## Begin

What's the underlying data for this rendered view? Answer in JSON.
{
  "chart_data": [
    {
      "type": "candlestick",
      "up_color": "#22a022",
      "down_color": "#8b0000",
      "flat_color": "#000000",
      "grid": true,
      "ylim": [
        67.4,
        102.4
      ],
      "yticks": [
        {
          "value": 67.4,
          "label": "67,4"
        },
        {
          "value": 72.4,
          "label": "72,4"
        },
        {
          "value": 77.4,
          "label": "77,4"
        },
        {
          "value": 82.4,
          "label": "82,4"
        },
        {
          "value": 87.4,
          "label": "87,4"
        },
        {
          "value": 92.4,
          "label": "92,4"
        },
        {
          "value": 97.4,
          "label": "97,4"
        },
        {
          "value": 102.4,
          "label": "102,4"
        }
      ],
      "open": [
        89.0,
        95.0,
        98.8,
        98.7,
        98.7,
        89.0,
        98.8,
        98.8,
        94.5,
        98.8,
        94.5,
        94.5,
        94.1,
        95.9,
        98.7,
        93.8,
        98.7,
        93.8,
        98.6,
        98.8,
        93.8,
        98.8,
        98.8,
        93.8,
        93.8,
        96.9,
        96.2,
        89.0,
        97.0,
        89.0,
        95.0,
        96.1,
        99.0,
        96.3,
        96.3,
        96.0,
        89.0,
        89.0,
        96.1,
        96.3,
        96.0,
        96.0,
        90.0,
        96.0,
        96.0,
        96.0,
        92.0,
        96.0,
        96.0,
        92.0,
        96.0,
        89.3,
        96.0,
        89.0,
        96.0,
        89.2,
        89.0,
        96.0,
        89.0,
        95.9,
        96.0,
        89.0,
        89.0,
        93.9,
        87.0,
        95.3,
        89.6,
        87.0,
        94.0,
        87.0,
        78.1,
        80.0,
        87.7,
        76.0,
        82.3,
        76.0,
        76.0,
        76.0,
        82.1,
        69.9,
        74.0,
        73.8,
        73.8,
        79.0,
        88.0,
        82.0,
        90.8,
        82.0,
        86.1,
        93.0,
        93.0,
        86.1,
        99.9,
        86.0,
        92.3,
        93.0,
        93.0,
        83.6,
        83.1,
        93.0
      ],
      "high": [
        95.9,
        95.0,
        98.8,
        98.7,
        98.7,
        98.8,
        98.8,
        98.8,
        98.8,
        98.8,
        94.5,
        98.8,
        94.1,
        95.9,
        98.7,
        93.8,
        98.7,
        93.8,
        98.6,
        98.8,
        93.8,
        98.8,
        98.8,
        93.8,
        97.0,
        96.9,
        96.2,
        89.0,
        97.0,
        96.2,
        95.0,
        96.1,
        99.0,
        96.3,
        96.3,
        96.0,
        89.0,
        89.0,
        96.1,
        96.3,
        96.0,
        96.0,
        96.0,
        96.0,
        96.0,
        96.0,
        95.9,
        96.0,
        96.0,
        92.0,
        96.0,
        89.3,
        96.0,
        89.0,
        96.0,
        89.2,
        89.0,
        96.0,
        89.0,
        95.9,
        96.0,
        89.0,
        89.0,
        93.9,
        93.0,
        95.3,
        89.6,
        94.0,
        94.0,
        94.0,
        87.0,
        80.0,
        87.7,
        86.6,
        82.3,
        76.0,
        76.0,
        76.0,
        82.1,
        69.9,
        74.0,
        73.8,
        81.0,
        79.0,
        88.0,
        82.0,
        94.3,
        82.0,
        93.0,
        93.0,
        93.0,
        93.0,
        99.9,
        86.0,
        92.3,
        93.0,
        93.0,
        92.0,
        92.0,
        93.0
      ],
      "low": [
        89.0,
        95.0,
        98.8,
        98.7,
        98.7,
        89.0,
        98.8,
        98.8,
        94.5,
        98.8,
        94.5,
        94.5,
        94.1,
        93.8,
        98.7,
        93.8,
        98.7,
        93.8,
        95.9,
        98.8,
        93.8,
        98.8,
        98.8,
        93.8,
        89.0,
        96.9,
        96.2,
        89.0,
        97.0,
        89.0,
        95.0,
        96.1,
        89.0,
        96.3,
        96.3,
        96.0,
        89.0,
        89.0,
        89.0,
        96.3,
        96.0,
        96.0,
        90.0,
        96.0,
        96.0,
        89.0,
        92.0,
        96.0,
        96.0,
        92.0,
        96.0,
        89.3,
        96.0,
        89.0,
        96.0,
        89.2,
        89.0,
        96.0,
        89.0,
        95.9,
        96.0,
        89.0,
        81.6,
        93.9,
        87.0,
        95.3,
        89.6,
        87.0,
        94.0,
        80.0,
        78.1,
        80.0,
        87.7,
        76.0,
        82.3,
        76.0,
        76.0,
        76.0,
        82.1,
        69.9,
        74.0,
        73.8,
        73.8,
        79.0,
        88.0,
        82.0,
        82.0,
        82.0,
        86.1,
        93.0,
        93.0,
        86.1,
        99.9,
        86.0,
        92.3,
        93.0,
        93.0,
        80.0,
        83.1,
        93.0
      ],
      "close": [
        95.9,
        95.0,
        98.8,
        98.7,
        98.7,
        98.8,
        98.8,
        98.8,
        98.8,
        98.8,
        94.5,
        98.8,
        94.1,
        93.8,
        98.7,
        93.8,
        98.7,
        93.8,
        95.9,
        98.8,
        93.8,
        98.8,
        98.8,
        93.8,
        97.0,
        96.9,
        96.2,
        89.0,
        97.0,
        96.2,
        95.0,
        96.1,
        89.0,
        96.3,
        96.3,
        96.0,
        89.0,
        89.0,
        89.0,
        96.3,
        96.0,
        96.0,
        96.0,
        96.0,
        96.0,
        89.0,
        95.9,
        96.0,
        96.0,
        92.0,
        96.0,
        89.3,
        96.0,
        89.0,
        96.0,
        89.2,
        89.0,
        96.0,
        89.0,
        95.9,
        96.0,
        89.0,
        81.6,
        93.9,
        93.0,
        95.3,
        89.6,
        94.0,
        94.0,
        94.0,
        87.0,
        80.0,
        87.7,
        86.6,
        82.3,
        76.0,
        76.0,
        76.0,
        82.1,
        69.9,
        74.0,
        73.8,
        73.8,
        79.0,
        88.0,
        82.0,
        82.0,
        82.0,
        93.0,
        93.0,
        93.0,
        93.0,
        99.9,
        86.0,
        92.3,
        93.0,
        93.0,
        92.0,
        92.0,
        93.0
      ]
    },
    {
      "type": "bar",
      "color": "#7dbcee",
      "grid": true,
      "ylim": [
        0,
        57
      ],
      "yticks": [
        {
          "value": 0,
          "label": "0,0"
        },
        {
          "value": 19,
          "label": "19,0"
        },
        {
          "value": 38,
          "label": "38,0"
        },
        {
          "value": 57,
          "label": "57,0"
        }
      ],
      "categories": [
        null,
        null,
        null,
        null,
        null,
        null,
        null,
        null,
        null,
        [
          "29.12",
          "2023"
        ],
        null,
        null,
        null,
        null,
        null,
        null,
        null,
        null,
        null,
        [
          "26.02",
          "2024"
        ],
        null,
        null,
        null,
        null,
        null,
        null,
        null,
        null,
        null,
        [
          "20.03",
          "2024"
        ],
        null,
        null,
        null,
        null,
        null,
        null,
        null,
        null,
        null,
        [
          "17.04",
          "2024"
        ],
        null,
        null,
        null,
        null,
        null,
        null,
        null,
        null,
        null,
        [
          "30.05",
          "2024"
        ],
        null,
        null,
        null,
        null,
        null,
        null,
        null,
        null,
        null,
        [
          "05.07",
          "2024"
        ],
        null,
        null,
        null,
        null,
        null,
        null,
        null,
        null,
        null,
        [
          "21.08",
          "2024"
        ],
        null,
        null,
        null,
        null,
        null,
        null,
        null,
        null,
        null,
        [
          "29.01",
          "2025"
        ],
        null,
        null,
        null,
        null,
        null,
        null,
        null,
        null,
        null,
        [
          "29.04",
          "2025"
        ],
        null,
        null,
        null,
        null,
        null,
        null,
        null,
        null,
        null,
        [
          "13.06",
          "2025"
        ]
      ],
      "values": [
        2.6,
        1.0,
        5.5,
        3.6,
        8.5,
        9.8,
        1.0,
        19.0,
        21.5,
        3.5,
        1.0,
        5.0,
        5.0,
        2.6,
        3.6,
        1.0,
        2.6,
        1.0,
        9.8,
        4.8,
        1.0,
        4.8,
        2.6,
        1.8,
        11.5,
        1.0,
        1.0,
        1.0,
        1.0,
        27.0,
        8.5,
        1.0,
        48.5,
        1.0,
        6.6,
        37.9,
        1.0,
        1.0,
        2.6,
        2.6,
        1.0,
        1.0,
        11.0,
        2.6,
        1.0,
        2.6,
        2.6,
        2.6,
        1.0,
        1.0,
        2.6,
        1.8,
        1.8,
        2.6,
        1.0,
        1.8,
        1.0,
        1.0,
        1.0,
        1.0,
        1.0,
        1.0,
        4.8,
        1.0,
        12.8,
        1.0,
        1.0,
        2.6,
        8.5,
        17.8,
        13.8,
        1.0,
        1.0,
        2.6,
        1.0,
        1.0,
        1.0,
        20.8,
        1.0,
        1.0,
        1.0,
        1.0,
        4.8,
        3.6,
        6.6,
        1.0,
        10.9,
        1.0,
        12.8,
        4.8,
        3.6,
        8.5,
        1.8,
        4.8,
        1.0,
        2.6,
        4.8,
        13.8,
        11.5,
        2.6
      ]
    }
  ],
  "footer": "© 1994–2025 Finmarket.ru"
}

## End

WHAT THIS TASK INVOLVES:
Above are the records. Copy every line in them holding "label".

EXPECTED ANSWER:
          "label": "67,4"
          "label": "72,4"
          "label": "77,4"
          "label": "82,4"
          "label": "87,4"
          "label": "92,4"
          "label": "97,4"
          "label": "102,4"
          "label": "0,0"
          "label": "19,0"
          "label": "38,0"
          "label": "57,0"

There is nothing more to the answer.